------ Provided material ------

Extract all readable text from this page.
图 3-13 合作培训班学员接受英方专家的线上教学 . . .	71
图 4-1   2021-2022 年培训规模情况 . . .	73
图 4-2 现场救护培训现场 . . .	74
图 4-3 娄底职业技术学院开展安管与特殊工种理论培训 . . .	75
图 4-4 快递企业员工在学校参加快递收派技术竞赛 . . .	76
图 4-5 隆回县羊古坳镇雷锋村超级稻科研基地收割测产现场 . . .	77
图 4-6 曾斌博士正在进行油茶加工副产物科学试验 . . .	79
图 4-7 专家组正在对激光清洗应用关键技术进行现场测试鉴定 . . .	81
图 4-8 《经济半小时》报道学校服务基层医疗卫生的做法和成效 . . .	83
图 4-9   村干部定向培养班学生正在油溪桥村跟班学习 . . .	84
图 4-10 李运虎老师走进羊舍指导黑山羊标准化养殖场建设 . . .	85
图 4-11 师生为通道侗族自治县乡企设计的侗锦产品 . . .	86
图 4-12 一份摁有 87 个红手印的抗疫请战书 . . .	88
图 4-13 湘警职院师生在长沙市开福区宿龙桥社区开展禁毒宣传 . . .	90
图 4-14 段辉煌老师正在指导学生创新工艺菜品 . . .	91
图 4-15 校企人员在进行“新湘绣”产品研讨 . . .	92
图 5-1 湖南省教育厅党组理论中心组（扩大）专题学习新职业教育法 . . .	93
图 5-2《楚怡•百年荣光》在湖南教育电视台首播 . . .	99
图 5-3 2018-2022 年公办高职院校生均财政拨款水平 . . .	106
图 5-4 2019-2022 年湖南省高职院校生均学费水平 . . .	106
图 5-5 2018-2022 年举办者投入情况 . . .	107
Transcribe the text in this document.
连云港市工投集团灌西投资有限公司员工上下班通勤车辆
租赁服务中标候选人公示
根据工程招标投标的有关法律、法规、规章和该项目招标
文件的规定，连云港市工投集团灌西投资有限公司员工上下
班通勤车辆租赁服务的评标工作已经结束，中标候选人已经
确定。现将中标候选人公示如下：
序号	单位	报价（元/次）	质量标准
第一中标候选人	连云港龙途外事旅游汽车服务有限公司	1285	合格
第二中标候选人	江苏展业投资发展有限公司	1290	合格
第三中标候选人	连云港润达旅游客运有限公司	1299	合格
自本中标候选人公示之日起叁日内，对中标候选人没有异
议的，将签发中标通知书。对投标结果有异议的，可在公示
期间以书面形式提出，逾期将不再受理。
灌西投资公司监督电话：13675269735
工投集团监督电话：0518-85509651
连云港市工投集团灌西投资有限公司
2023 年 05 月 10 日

------

Using the listing above, show each line holding the string "text".

Extract all readable text from this page.
Transcribe the text in this document.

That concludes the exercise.